A block of data
::::::::::

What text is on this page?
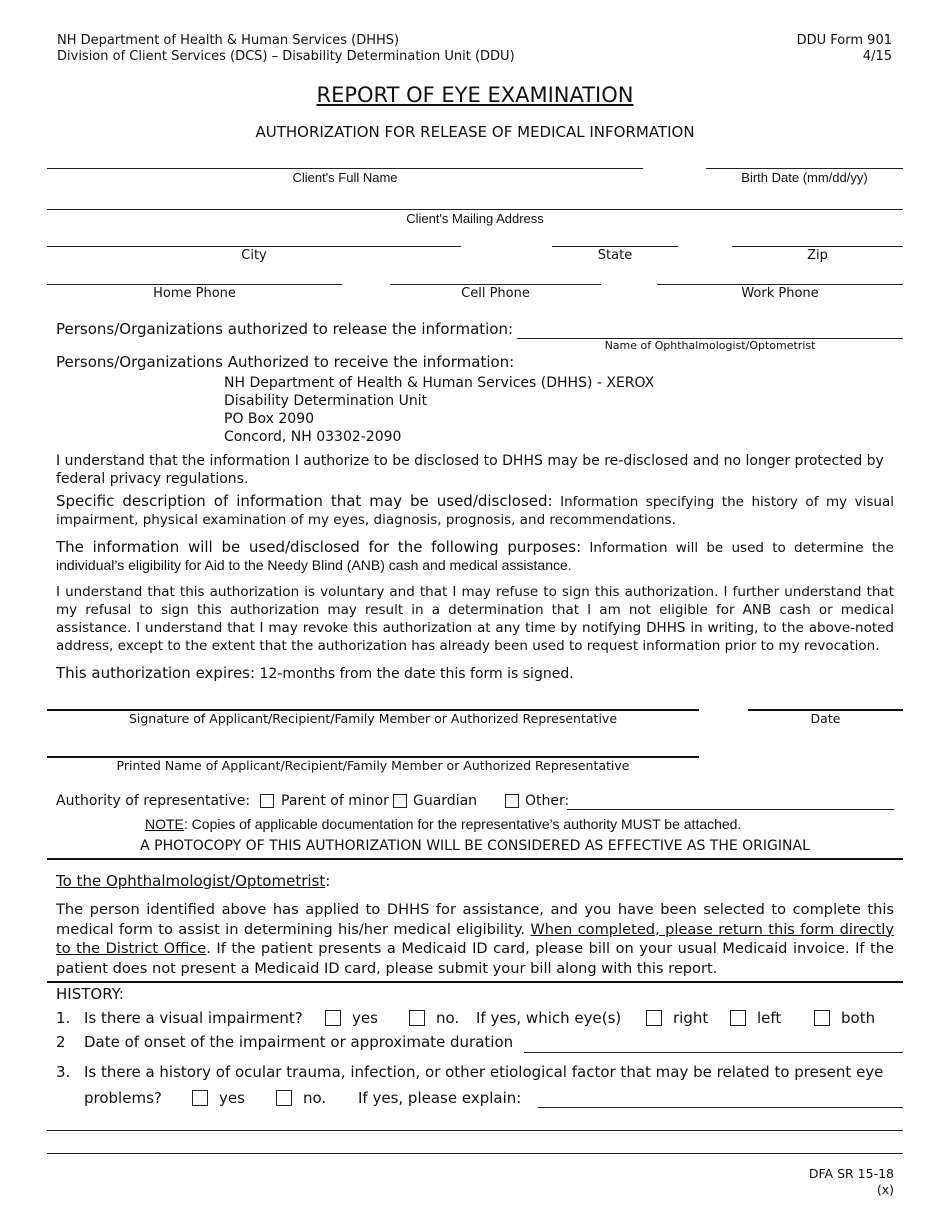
NH Department of Health & Human Services (DHHS)
Division of Client Services (DCS) – Disability Determination Unit (DDU)
DDU Form 901
4/15
REPORT OF EYE EXAMINATION
AUTHORIZATION FOR RELEASE OF MEDICAL INFORMATION
Client's Full Name	Birth Date (mm/dd/yy)
Client's Mailing Address
City	State	Zip
Home Phone	Cell Phone	Work Phone
Persons/Organizations authorized to release the information:
Name of Ophthalmologist/Optometrist
Persons/Organizations Authorized to receive the information:
NH Department of Health & Human Services (DHHS) - XEROX
Disability Determination Unit
PO Box 2090
Concord, NH 03302-2090
I understand that the information I authorize to be disclosed to DHHS may be re-disclosed and no longer protected by federal privacy regulations.
Specific description of information that may be used/disclosed: Information specifying the history of my visual impairment, physical examination of my eyes, diagnosis, prognosis, and recommendations.
The information will be used/disclosed for the following purposes: Information will be used to determine the
individual’s eligibility for Aid to the Needy Blind (ANB) cash and medical assistance.
I understand that this authorization is voluntary and that I may refuse to sign this authorization. I further understand that my refusal to sign this authorization may result in a determination that I am not eligible for ANB cash or medical assistance. I understand that I may revoke this authorization at any time by notifying DHHS in writing, to the above-noted address, except to the extent that the authorization has already been used to request information prior to my revocation.
This authorization expires: 12-months from the date this form is signed.
Signature of Applicant/Recipient/Family Member or Authorized Representative	Date
Printed Name of Applicant/Recipient/Family Member or Authorized Representative
Authority of representative: Parent of minor Guardian	Other:
NOTE: Copies of applicable documentation for the representative’s authority MUST be attached.
A PHOTOCOPY OF THIS AUTHORIZATION WILL BE CONSIDERED AS EFFECTIVE AS THE ORIGINAL
To the Ophthalmologist/Optometrist:
The person identified above has applied to DHHS for assistance, and you have been selected to complete this medical form to assist in determining his/her medical eligibility. When completed, please return this form directly to the District Office. If the patient presents a Medicaid ID card, please bill on your usual Medicaid invoice. If the patient does not present a Medicaid ID card, please submit your bill along with this report.
HISTORY:
1. Is there a visual impairment?	yes	no. If yes, which eye(s)	right	left	both
2 Date of onset of the impairment or approximate duration
3. Is there a history of ocular trauma, infection, or other etiological factor that may be related to present eye
problems?	yes	no. If yes, please explain:
DFA SR 15-18
(x)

::::::::::

Aim: Locate the word "Organizations" in the data above. Copy every line carrying it.

Final result:
Persons/Organizations authorized to release the information:
Persons/Organizations Authorized to receive the information:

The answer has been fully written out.